-- Working data --
· · ·
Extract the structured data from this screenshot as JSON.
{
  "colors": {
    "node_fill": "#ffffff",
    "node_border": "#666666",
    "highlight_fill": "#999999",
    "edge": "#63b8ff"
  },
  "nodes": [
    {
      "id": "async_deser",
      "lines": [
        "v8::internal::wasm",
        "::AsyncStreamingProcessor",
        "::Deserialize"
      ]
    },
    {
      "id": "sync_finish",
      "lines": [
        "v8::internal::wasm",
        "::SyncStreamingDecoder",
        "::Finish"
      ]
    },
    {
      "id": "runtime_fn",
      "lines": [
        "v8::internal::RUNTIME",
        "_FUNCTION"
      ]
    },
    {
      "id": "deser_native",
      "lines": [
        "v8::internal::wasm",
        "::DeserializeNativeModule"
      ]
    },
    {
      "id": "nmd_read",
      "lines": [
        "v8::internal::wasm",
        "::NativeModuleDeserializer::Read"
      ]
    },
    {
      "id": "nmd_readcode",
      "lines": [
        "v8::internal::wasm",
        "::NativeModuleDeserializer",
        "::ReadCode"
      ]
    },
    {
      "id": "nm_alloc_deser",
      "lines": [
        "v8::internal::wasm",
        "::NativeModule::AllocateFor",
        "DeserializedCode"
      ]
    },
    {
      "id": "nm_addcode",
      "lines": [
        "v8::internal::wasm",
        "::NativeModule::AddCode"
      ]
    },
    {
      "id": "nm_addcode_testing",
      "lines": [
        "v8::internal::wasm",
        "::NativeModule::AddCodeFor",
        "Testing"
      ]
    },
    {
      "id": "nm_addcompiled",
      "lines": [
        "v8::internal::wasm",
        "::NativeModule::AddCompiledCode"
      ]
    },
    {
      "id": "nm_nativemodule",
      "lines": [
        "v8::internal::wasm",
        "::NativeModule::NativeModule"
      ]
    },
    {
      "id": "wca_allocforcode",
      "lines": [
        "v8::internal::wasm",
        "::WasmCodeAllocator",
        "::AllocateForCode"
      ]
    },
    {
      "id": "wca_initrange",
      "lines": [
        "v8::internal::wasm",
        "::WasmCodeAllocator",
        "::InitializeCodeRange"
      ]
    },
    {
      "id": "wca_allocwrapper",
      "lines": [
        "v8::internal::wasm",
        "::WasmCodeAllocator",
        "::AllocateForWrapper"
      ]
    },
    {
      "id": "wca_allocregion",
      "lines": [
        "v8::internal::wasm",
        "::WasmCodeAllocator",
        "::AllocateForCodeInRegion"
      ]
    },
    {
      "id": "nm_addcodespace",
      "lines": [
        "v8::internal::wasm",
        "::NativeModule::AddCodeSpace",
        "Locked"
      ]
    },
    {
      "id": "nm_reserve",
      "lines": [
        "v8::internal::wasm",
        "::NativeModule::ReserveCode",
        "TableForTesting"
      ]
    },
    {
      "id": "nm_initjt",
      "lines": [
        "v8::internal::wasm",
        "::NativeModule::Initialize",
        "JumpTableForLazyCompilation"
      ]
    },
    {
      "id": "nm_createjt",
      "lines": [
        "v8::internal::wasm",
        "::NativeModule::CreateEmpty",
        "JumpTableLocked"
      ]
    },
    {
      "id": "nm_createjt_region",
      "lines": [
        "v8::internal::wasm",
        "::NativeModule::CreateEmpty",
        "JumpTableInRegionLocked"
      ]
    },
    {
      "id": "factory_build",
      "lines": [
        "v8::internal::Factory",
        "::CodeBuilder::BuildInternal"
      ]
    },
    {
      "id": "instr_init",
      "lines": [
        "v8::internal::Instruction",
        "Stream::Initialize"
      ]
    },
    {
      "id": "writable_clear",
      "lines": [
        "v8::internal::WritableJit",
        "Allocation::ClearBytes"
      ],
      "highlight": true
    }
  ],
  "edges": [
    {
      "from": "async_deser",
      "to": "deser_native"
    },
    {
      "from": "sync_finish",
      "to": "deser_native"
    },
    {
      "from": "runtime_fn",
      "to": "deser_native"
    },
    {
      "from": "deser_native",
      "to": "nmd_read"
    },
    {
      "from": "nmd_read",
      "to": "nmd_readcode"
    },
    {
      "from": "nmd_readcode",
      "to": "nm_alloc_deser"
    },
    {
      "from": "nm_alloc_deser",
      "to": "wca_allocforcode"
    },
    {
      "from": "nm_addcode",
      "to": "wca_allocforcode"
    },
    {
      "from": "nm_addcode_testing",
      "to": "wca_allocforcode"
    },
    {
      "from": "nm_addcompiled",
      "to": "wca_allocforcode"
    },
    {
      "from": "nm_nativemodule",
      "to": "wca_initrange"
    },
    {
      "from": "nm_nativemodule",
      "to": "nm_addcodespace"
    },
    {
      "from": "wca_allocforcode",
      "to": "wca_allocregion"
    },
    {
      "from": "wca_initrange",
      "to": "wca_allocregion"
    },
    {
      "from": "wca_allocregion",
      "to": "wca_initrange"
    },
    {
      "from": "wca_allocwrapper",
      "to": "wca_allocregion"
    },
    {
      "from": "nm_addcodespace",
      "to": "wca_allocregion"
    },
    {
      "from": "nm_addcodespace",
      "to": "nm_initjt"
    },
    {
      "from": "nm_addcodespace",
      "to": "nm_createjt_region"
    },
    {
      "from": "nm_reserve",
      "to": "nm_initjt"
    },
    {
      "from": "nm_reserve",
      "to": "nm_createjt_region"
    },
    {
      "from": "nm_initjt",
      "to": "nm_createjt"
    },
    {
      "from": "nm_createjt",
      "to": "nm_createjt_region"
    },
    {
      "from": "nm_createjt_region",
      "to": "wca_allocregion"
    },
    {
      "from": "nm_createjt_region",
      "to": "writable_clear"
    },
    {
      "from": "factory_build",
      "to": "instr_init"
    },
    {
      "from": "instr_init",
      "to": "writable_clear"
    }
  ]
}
· · ·
-- Short task --
Write out the whole listing exactly.

-- Exercise response --
Extract the structured data from this screenshot as JSON.
{
  "colors": {
    "node_fill": "#ffffff",
    "node_border": "#666666",
    "highlight_fill": "#999999",
    "edge": "#63b8ff"
  },
  "nodes": [
    {
      "id": "async_deser",
      "lines": [
        "v8::internal::wasm",
        "::AsyncStreamingProcessor",
        "::Deserialize"
      ]
    },
    {
      "id": "sync_finish",
      "lines": [
        "v8::internal::wasm",
        "::SyncStreamingDecoder",
        "::Finish"
      ]
    },
    {
      "id": "runtime_fn",
      "lines": [
        "v8::internal::RUNTIME",
        "_FUNCTION"
      ]
    },
    {
      "id": "deser_native",
      "lines": [
        "v8::internal::wasm",
        "::DeserializeNativeModule"
      ]
    },
    {
      "id": "nmd_read",
      "lines": [
        "v8::internal::wasm",
        "::NativeModuleDeserializer::Read"
      ]
    },
    {
      "id": "nmd_readcode",
      "lines": [
        "v8::internal::wasm",
        "::NativeModuleDeserializer",
        "::ReadCode"
      ]
    },
    {
      "id": "nm_alloc_deser",
      "lines": [
        "v8::internal::wasm",
        "::NativeModule::AllocateFor",
        "DeserializedCode"
      ]
    },
    {
      "id": "nm_addcode",
      "lines": [
        "v8::internal::wasm",
        "::NativeModule::AddCode"
      ]
    },
    {
      "id": "nm_addcode_testing",
      "lines": [
        "v8::internal::wasm",
        "::NativeModule::AddCodeFor",
        "Testing"
      ]
    },
    {
      "id": "nm_addcompiled",
      "lines": [
        "v8::internal::wasm",
        "::NativeModule::AddCompiledCode"
      ]
    },
    {
      "id": "nm_nativemodule",
      "lines": [
        "v8::internal::wasm",
        "::NativeModule::NativeModule"
      ]
    },
    {
      "id": "wca_allocforcode",
      "lines": [
        "v8::internal::wasm",
        "::WasmCodeAllocator",
        "::AllocateForCode"
      ]
    },
    {
      "id": "wca_initrange",
      "lines": [
        "v8::internal::wasm",
        "::WasmCodeAllocator",
        "::InitializeCodeRange"
      ]
    },
    {
      "id": "wca_allocwrapper",
      "lines": [
        "v8::internal::wasm",
        "::WasmCodeAllocator",
        "::AllocateForWrapper"
      ]
    },
    {
      "id": "wca_allocregion",
      "lines": [
        "v8::internal::wasm",
        "::WasmCodeAllocator",
        "::AllocateForCodeInRegion"
      ]
    },
    {
      "id": "nm_addcodespace",
      "lines": [
        "v8::internal::wasm",
        "::NativeModule::AddCodeSpace",
        "Locked"
      ]
    },
    {
      "id": "nm_reserve",
      "lines": [
        "v8::internal::wasm",
        "::NativeModule::ReserveCode",
        "TableForTesting"
      ]
    },
    {
      "id": "nm_initjt",
      "lines": [
        "v8::internal::wasm",
        "::NativeModule::Initialize",
        "JumpTableForLazyCompilation"
      ]
    },
    {
      "id": "nm_createjt",
      "lines": [
        "v8::internal::wasm",
        "::NativeModule::CreateEmpty",
        "JumpTableLocked"
      ]
    },
    {
      "id": "nm_createjt_region",
      "lines": [
        "v8::internal::wasm",
        "::NativeModule::CreateEmpty",
        "JumpTableInRegionLocked"
      ]
    },
    {
      "id": "factory_build",
      "lines": [
        "v8::internal::Factory",
        "::CodeBuilder::BuildInternal"
      ]
    },
    {
      "id": "instr_init",
      "lines": [
        "v8::internal::Instruction",
        "Stream::Initialize"
      ]
    },
    {
      "id": "writable_clear",
      "lines": [
        "v8::internal::WritableJit",
        "Allocation::ClearBytes"
      ],
      "highlight": true
    }
  ],
  "edges": [
    {
      "from": "async_deser",
      "to": "deser_native"
    },
    {
      "from": "sync_finish",
      "to": "deser_native"
    },
    {
      "from": "runtime_fn",
      "to": "deser_native"
    },
    {
      "from": "deser_native",
      "to": "nmd_read"
    },
    {
      "from": "nmd_read",
      "to": "nmd_readcode"
    },
    {
      "from": "nmd_readcode",
      "to": "nm_alloc_deser"
    },
    {
      "from": "nm_alloc_deser",
      "to": "wca_allocforcode"
    },
    {
      "from": "nm_addcode",
      "to": "wca_allocforcode"
    },
    {
      "from": "nm_addcode_testing",
      "to": "wca_allocforcode"
    },
    {
      "from": "nm_addcompiled",
      "to": "wca_allocforcode"
    },
    {
      "from": "nm_nativemodule",
      "to": "wca_initrange"
    },
    {
      "from": "nm_nativemodule",
      "to": "nm_addcodespace"
    },
    {
      "from": "wca_allocforcode",
      "to": "wca_allocregion"
    },
    {
      "from": "wca_initrange",
      "to": "wca_allocregion"
    },
    {
      "from": "wca_allocregion",
      "to": "wca_initrange"
    },
    {
      "from": "wca_allocwrapper",
      "to": "wca_allocregion"
    },
    {
      "from": "nm_addcodespace",
      "to": "wca_allocregion"
    },
    {
      "from": "nm_addcodespace",
      "to": "nm_initjt"
    },
    {
      "from": "nm_addcodespace",
      "to": "nm_createjt_region"
    },
    {
      "from": "nm_reserve",
      "to": "nm_initjt"
    },
    {
      "from": "nm_reserve",
      "to": "nm_createjt_region"
    },
    {
      "from": "nm_initjt",
      "to": "nm_createjt"
    },
    {
      "from": "nm_createjt",
      "to": "nm_createjt_region"
    },
    {
      "from": "nm_createjt_region",
      "to": "wca_allocregion"
    },
    {
      "from": "nm_createjt_region",
      "to": "writable_clear"
    },
    {
      "from": "factory_build",
      "to": "instr_init"
    },
    {
      "from": "instr_init",
      "to": "writable_clear"
    }
  ]
}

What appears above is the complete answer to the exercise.